* [Listed records]
---------------

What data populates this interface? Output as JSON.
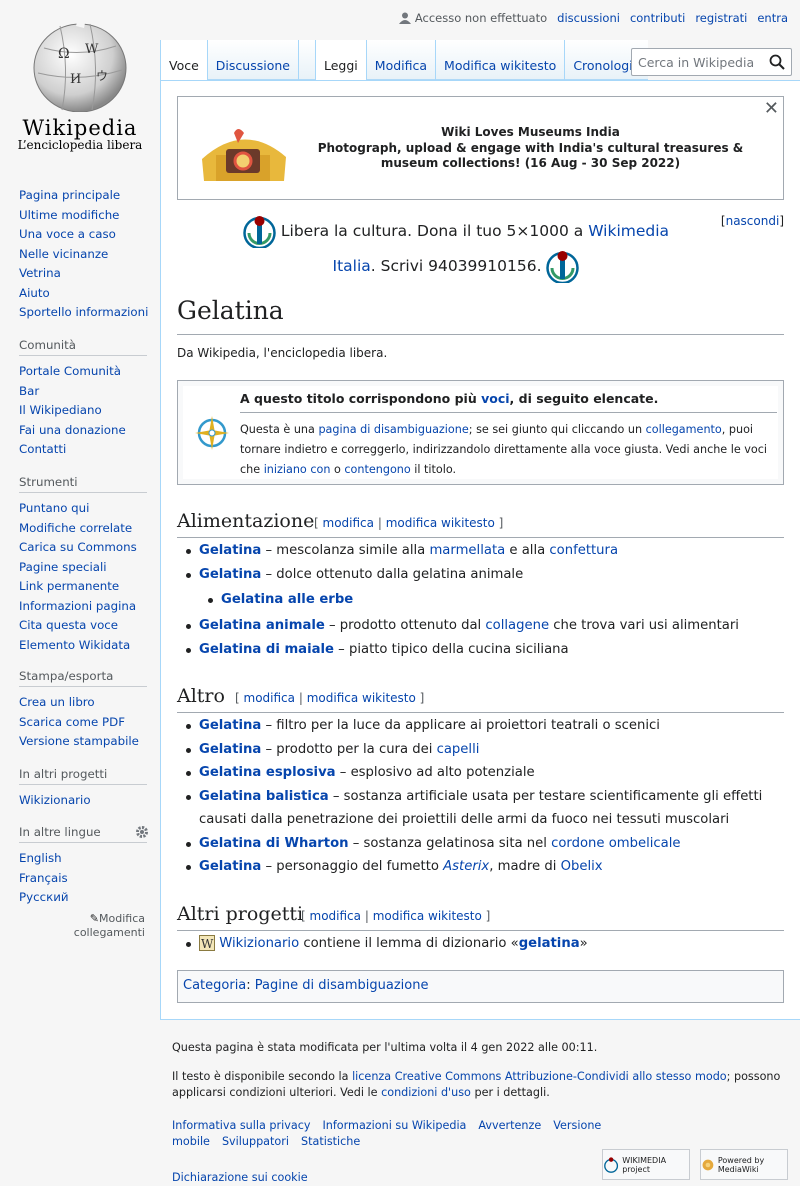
{
  "logo": {
    "wordmark": "Wikipedia",
    "tagline": "L’enciclopedia libera"
  },
  "personal": {
    "anon": "Accesso non effettuato",
    "links": [
      "discussioni",
      "contributi",
      "registrati",
      "entra"
    ]
  },
  "tabs": {
    "left": [
      "Voce",
      "Discussione"
    ],
    "right": [
      "Leggi",
      "Modifica",
      "Modifica wikitesto",
      "Cronologia"
    ]
  },
  "search": {
    "placeholder": "Cerca in Wikipedia"
  },
  "sidebar": {
    "nav": [
      "Pagina principale",
      "Ultime modifiche",
      "Una voce a caso",
      "Nelle vicinanze",
      "Vetrina",
      "Aiuto",
      "Sportello informazioni"
    ],
    "portals": [
      {
        "title": "Comunità",
        "items": [
          "Portale Comunità",
          "Bar",
          "Il Wikipediano",
          "Fai una donazione",
          "Contatti"
        ]
      },
      {
        "title": "Strumenti",
        "items": [
          "Puntano qui",
          "Modifiche correlate",
          "Carica su Commons",
          "Pagine speciali",
          "Link permanente",
          "Informazioni pagina",
          "Cita questa voce",
          "Elemento Wikidata"
        ]
      },
      {
        "title": "Stampa/esporta",
        "items": [
          "Crea un libro",
          "Scarica come PDF",
          "Versione stampabile"
        ]
      },
      {
        "title": "In altri progetti",
        "items": [
          "Wikizionario"
        ]
      },
      {
        "title": "In altre lingue",
        "items": [
          "English",
          "Français",
          "Русский"
        ]
      }
    ],
    "edit_links": "Modifica collegamenti"
  },
  "banner": {
    "title": "Wiki Loves Museums India",
    "text": "Photograph, upload & engage with India's cultural treasures & museum collections! (16 Aug - 30 Sep 2022)",
    "close": "✕"
  },
  "donate": {
    "pre": "Libera la cultura. Dona il tuo 5×1000 a ",
    "link": "Wikimedia Italia",
    "post": ". Scrivi 94039910156.",
    "hide": "nascondi"
  },
  "article": {
    "title": "Gelatina",
    "from": "Da Wikipedia, l'enciclopedia libera.",
    "dis_title_pre": "A questo titolo corrispondono più ",
    "dis_title_link": "voci",
    "dis_title_post": ", di seguito elencate.",
    "dis_t1": "Questa è una ",
    "dis_l1": "pagina di disambiguazione",
    "dis_t2": "; se sei giunto qui cliccando un ",
    "dis_l2": "collegamento",
    "dis_t3": ", puoi tornare indietro e correggerlo, indirizzandolo direttamente alla voce giusta. Vedi anche le voci che ",
    "dis_l3": "iniziano con",
    "dis_t4": " o ",
    "dis_l4": "contengono",
    "dis_t5": " il titolo."
  },
  "edit": {
    "open": "[",
    "modifica": "modifica",
    "sep": "|",
    "wikitesto": "modifica wikitesto",
    "close": "]"
  },
  "sections": {
    "alimentazione": "Alimentazione",
    "altro": "Altro",
    "altri_progetti": "Altri progetti"
  },
  "ali": {
    "g": "Gelatina",
    "dash": " – ",
    "i1": "mescolanza simile alla ",
    "i1a": "marmellata",
    "i1b": " e alla ",
    "i1c": "confettura",
    "i2": "dolce ottenuto dalla gelatina animale",
    "i3": "Gelatina alle erbe",
    "i4l": "Gelatina animale",
    "i4": "prodotto ottenuto dal ",
    "i4a": "collagene",
    "i4b": " che trova vari usi alimentari",
    "i5l": "Gelatina di maiale",
    "i5": "piatto tipico della cucina siciliana"
  },
  "alt": {
    "i1": "filtro per la luce da applicare ai proiettori teatrali o scenici",
    "i2": "prodotto per la cura dei ",
    "i2a": "capelli",
    "i3l": "Gelatina esplosiva",
    "i3": "esplosivo ad alto potenziale",
    "i4l": "Gelatina balistica",
    "i4": "sostanza artificiale usata per testare scientificamente gli effetti causati dalla penetrazione dei proiettili delle armi da fuoco nei tessuti muscolari",
    "i5l": "Gelatina di Wharton",
    "i5": "sostanza gelatinosa sita nel ",
    "i5a": "cordone ombelicale",
    "i6": "personaggio del fumetto ",
    "i6a": "Asterix",
    "i6b": ", madre di ",
    "i6c": "Obelix"
  },
  "proj": {
    "link": "Wikizionario",
    "pre": " contiene il lemma di dizionario «",
    "word": "gelatina",
    "post": "»"
  },
  "cats": {
    "label": "Categoria",
    "colon": ": ",
    "item": "Pagine di disambiguazione"
  },
  "footer": {
    "lastmod": "Questa pagina è stata modificata per l'ultima volta il 4 gen 2022 alle 00:11.",
    "lic_pre": "Il testo è disponibile secondo la ",
    "lic_link": "licenza Creative Commons Attribuzione-Condividi allo stesso modo",
    "lic_mid": "; possono applicarsi condizioni ulteriori. Vedi le ",
    "lic_link2": "condizioni d'uso",
    "lic_post": " per i dettagli.",
    "places": [
      "Informativa sulla privacy",
      "Informazioni su Wikipedia",
      "Avvertenze",
      "Versione mobile",
      "Sviluppatori",
      "Statistiche",
      "Dichiarazione sui cookie"
    ],
    "badge1": "WIKIMEDIA project",
    "badge2": "Powered by MediaWiki"
  },
  "colors": {
    "link": "#0645ad",
    "border": "#a2a9b1",
    "tab_border": "#a7d7f9"
  }
}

---------------

* [Requirements] Go through the data above and find the lines with the word "prodotto". Copy each of those lines.

* [Solution for this problem]
    "i4": "prodotto ottenuto dal ",
    "i2": "prodotto per la cura dei ",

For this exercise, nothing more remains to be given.